**Exercise details**
Answer with a single number: the count of lines that hold "Vertebres".

**Dataset extract**
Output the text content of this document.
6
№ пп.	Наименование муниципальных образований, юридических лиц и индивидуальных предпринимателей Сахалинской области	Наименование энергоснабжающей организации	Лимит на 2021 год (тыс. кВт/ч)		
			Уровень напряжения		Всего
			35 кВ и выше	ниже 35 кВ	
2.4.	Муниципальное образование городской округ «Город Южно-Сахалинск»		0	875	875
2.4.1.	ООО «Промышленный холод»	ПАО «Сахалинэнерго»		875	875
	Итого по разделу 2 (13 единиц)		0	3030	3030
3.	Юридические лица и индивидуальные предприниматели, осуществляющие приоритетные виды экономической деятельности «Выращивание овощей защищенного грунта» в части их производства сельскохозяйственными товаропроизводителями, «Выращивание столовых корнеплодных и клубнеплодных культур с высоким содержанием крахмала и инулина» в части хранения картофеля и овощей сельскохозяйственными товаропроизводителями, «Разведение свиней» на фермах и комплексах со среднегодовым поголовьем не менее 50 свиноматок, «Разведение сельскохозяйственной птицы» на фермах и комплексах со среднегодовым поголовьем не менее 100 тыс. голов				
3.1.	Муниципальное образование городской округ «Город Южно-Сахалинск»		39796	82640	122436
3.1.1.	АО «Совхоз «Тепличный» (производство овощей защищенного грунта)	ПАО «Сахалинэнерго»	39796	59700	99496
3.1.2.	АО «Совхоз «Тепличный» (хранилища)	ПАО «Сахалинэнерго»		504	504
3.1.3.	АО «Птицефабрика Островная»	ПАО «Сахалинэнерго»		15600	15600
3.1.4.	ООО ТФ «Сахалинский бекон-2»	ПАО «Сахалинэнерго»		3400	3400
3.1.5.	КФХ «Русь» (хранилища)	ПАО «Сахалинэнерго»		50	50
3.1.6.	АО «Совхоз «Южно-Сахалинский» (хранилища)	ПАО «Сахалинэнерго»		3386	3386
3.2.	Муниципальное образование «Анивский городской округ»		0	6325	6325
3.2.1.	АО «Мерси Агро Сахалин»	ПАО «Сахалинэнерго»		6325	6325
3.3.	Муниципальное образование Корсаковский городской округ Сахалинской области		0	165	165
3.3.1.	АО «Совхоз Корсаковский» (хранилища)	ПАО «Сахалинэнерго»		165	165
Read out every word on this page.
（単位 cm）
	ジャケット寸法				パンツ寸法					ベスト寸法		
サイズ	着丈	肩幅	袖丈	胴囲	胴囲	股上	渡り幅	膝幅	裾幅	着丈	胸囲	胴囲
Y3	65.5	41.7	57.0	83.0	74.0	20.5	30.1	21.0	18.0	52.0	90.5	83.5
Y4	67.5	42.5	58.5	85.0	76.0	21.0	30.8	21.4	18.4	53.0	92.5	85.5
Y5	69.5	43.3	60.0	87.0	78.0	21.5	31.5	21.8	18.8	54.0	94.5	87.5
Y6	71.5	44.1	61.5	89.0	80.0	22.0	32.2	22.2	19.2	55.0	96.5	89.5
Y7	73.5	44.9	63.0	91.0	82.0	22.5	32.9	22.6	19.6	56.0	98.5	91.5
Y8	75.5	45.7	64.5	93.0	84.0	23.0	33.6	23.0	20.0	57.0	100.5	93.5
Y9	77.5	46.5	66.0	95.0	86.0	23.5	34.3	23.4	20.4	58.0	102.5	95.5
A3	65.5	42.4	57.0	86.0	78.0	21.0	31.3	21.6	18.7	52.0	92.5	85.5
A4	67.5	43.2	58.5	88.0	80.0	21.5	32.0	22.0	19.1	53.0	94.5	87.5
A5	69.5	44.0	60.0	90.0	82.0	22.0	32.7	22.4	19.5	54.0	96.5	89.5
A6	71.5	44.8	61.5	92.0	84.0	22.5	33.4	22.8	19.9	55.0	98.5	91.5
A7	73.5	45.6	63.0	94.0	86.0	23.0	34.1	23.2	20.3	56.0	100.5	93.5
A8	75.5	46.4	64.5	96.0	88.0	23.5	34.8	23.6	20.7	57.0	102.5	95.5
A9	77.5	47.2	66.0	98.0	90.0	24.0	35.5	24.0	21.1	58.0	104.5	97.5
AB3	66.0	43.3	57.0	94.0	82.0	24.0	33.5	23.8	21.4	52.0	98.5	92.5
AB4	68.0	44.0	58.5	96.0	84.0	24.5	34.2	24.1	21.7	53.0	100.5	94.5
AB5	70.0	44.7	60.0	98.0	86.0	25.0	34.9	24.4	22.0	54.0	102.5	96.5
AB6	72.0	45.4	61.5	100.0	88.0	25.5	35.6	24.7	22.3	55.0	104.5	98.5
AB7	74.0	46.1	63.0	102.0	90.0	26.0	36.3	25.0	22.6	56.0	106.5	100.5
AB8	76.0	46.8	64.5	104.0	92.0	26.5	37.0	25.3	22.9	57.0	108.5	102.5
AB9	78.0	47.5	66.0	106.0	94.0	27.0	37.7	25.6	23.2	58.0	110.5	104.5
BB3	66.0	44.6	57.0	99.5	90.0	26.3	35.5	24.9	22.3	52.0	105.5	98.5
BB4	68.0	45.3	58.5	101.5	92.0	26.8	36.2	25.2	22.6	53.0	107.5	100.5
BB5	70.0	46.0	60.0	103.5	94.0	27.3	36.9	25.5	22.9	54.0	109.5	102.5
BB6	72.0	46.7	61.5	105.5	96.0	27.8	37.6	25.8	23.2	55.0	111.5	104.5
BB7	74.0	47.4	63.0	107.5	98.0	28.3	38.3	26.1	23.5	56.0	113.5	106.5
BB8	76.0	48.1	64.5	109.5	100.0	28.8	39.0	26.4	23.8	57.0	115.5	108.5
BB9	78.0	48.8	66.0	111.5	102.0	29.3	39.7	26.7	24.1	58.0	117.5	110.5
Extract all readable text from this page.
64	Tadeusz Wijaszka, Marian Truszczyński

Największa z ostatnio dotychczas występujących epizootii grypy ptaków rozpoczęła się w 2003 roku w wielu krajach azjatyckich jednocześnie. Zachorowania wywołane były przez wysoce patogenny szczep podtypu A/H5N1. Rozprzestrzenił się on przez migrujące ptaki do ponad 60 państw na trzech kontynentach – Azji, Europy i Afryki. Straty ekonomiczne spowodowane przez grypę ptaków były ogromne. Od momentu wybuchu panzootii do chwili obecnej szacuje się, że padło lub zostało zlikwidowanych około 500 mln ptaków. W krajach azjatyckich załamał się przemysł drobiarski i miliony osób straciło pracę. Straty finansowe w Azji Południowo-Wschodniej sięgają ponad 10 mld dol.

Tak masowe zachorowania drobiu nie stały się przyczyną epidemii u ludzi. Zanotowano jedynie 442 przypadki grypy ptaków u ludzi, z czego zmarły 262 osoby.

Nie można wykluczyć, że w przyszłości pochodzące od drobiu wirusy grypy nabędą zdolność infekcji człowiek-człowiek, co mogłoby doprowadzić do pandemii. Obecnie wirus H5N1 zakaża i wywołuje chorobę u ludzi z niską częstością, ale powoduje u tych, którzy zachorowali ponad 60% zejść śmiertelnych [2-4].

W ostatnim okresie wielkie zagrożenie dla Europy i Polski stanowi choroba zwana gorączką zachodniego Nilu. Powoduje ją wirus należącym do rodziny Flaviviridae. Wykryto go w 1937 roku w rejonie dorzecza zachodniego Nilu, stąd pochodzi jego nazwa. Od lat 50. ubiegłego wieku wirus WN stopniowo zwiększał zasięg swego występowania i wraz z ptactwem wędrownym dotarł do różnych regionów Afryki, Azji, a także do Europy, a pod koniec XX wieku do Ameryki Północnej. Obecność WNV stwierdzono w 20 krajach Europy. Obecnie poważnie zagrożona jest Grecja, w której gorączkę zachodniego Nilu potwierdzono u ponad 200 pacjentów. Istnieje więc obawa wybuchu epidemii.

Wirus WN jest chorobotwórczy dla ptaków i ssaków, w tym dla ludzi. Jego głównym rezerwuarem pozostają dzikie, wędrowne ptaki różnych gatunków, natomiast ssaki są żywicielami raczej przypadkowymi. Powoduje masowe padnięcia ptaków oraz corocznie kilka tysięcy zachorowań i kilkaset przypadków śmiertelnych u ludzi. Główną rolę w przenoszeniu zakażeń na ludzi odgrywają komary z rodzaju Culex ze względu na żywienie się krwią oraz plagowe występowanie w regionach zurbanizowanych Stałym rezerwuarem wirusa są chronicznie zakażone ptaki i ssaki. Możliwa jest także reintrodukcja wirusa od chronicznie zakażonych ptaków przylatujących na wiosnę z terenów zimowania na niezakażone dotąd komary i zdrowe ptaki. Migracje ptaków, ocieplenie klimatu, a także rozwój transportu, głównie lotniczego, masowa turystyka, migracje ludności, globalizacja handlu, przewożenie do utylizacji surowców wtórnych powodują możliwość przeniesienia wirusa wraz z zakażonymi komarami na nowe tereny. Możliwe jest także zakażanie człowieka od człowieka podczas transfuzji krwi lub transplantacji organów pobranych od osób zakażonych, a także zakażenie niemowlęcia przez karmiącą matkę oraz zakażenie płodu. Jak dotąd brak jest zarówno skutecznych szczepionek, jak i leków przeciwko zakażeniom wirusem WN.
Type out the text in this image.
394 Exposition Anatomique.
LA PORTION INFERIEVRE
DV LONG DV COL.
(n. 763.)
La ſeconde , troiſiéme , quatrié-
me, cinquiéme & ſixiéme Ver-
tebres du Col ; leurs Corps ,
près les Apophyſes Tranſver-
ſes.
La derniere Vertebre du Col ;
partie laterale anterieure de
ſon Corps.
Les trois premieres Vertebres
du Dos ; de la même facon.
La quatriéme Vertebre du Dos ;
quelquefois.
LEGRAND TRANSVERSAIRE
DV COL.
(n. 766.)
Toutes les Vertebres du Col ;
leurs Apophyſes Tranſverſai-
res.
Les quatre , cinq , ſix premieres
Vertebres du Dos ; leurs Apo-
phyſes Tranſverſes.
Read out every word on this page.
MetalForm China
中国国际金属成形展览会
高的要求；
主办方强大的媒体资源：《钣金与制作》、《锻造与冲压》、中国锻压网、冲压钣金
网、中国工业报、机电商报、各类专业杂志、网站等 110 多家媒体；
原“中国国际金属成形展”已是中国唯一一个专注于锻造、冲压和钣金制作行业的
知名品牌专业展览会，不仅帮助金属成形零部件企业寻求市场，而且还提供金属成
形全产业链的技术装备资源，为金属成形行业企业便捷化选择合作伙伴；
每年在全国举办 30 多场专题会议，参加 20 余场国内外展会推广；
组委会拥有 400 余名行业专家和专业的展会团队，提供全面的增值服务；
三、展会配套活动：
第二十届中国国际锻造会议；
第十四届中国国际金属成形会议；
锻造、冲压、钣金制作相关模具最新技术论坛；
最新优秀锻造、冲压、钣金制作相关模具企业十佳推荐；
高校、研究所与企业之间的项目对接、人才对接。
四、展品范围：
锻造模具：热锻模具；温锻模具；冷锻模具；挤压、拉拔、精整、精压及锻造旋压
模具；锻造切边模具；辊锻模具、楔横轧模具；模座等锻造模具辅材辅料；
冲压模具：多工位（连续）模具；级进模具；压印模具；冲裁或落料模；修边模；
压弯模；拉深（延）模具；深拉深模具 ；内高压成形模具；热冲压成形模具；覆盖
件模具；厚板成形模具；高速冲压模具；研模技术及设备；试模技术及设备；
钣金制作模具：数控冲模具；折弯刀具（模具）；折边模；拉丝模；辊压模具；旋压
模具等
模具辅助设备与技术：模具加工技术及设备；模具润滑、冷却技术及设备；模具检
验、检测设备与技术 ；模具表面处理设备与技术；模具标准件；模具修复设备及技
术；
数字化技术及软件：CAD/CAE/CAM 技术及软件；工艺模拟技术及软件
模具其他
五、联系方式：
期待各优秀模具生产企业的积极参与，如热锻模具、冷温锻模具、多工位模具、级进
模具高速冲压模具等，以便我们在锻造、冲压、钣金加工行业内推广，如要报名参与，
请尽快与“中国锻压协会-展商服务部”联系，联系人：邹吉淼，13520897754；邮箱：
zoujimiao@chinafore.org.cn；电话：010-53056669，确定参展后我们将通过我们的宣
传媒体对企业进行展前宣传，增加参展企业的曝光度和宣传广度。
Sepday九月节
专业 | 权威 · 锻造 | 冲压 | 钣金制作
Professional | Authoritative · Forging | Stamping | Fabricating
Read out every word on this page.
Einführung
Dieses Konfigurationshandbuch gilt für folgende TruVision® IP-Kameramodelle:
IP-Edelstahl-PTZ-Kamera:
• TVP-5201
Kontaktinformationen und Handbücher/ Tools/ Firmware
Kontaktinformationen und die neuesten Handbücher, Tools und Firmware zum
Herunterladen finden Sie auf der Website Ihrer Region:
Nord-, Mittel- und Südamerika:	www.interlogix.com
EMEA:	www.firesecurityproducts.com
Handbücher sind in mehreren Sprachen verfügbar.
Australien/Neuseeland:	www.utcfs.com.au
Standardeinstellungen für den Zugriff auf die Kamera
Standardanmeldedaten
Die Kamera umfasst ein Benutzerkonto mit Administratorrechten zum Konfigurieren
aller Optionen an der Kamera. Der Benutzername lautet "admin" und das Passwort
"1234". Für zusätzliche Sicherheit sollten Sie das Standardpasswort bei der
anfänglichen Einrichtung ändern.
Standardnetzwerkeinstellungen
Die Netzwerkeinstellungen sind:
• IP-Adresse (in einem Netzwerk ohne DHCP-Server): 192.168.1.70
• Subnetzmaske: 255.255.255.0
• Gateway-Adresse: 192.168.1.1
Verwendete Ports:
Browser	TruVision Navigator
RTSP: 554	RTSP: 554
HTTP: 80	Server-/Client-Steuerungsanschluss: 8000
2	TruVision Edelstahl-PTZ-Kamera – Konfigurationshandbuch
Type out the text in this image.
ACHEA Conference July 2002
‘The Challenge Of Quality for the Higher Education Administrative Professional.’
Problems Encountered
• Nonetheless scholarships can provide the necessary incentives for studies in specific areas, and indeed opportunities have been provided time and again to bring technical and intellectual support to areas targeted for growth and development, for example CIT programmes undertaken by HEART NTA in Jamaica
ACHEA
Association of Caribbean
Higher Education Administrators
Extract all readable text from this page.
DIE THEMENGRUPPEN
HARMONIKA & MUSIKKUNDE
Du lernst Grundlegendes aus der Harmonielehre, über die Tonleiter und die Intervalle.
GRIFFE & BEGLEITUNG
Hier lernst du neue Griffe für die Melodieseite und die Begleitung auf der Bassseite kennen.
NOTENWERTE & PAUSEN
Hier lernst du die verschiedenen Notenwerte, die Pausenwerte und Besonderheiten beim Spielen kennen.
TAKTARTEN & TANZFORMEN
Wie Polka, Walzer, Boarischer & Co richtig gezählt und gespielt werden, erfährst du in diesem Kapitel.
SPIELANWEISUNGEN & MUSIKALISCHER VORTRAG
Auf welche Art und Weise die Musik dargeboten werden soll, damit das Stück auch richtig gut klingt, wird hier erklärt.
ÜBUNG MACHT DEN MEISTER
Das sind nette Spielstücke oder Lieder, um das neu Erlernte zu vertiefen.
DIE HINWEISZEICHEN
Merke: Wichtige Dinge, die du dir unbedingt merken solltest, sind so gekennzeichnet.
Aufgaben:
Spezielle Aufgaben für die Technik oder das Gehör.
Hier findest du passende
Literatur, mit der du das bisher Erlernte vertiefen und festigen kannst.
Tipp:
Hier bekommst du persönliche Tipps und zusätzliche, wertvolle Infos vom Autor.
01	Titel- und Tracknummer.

**Response below**
3